Saved entries
--- BEGIN ---
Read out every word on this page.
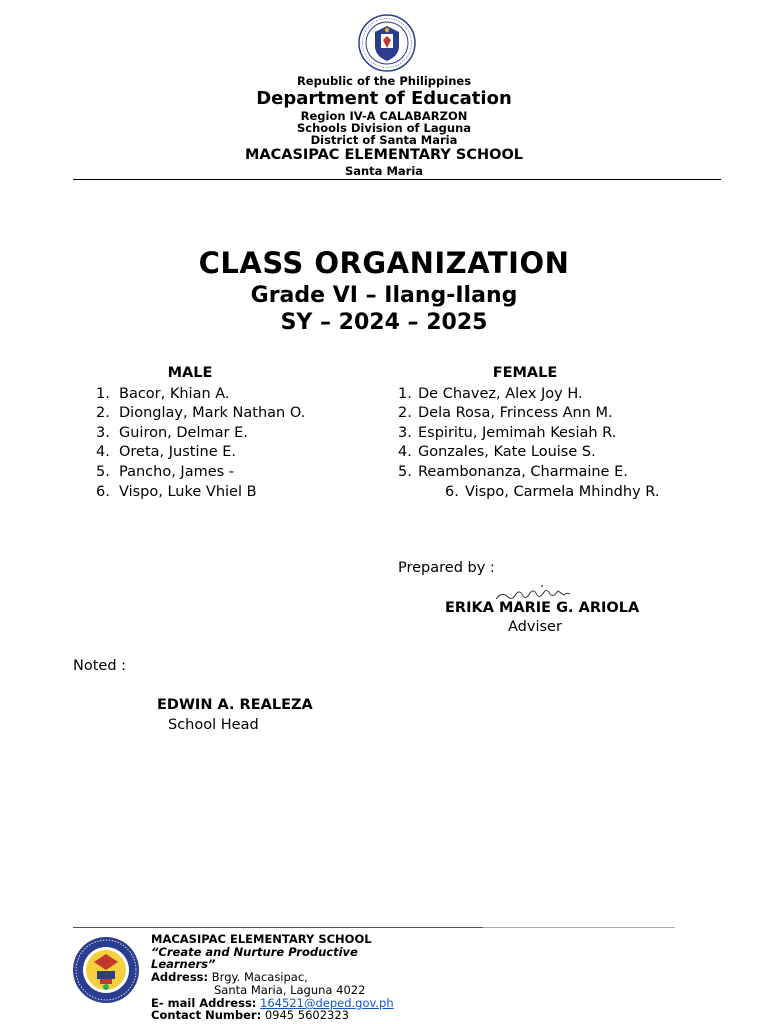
Republic of the Philippines
Department of Education
Region IV-A CALABARZON
Schools Division of Laguna
District of Santa Maria
MACASIPAC ELEMENTARY SCHOOL
Santa Maria
CLASS ORGANIZATION
Grade VI – Ilang-Ilang
SY – 2024 – 2025
MALE	FEMALE
1. Bacor, Khian A.
2. Dionglay, Mark Nathan O.
3. Guiron, Delmar E.
4. Oreta, Justine E.
5. Pancho, James -
6. Vispo, Luke Vhiel B
1. De Chavez, Alex Joy H.
2. Dela Rosa, Frincess Ann M.
3. Espiritu, Jemimah Kesiah R.
4. Gonzales, Kate Louise S.
5. Reambonanza, Charmaine E.
6. Vispo, Carmela Mhindhy R.
Prepared by :
ERIKA MARIE G. ARIOLA
Adviser
Noted :
EDWIN A. REALEZA
School Head
MACASIPAC ELEMENTARY SCHOOL
“Create and Nurture Productive
Learners”
Address: Brgy. Macasipac,
Santa Maria, Laguna 4022
E- mail Address: 164521@deped.gov.ph
Contact Number: 0945 5602323
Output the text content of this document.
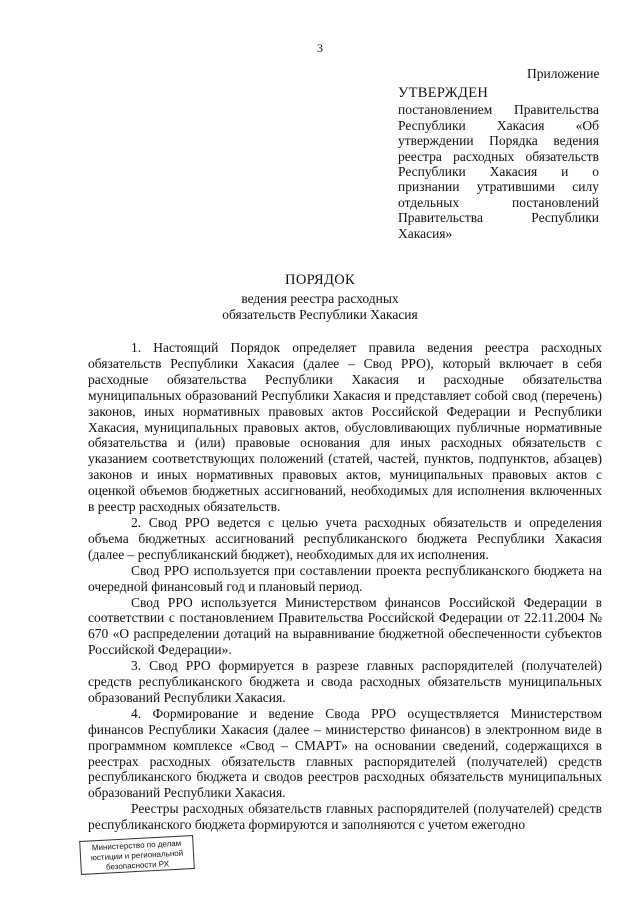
3
Приложение
УТВЕРЖДЕН
постановлением Правительства Республики Хакасия «Об утверждении Порядка ведения реестра расходных обязательств Республики Хакасия и о признании утратившими силу отдельных постановлений Правительства Республики Хакасия»
ПОРЯДОК
ведения реестра расходных
обязательств Республики Хакасия

1. Настоящий Порядок определяет правила ведения реестра расходных обязательств Республики Хакасия (далее – Свод РРО), который включает в себя расходные обязательства Республики Хакасия и расходные обязательства муниципальных образований Республики Хакасия и представляет собой свод (перечень) законов, иных нормативных правовых актов Российской Федерации и Республики Хакасия, муниципальных правовых актов, обусловливающих публичные нормативные обязательства и (или) правовые основания для иных расходных обязательств с указанием соответствующих положений (статей, частей, пунктов, подпунктов, абзацев) законов и иных нормативных правовых актов, муниципальных правовых актов с оценкой объемов бюджетных ассигнований, необходимых для исполнения включенных в реестр расходных обязательств.

2. Свод РРО ведется с целью учета расходных обязательств и определения объема бюджетных ассигнований республиканского бюджета Республики Хакасия (далее – республиканский бюджет), необходимых для их исполнения.

Свод РРО используется при составлении проекта республиканского бюджета на очередной финансовый год и плановый период.

Свод РРО используется Министерством финансов Российской Федерации в соответствии с постановлением Правительства Российской Федерации от 22.11.2004 № 670 «О распределении дотаций на выравнивание бюджетной обеспеченности субъектов Российской Федерации».

3. Свод РРО формируется в разрезе главных распорядителей (получателей) средств республиканского бюджета и свода расходных обязательств муниципальных образований Республики Хакасия.

4. Формирование и ведение Свода РРО осуществляется Министерством финансов Республики Хакасия (далее – министерство финансов) в электронном виде в программном комплексе «Свод – СМАРТ» на основании сведений, содержащихся в реестрах расходных обязательств главных распорядителей (получателей) средств республиканского бюджета и сводов реестров расходных обязательств муниципальных образований Республики Хакасия.

Реестры расходных обязательств главных распорядителей (получателей) средств республиканского бюджета формируются и заполняются с учетом ежегодно

Министерство по делам
юстиции и региональной
безопасности РХ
--- END ---
● **WHAT IS REQUIRED**: Filter the records above for "главных" and copy every matching line.

● **TASK ANSWER**:
3. Свод РРО формируется в разрезе главных распорядителей (получателей) средств республиканского бюджета и свода расходных обязательств муниципальных образований Республики Хакасия.
4. Формирование и ведение Свода РРО осуществляется Министерством финансов Республики Хакасия (далее – министерство финансов) в электронном виде в программном комплексе «Свод – СМАРТ» на основании сведений, содержащихся в реестрах расходных обязательств главных распорядителей (получателей) средств республиканского бюджета и сводов реестров расходных обязательств муниципальных образований Республики Хакасия.
Реестры расходных обязательств главных распорядителей (получателей) средств республиканского бюджета формируются и заполняются с учетом ежегодно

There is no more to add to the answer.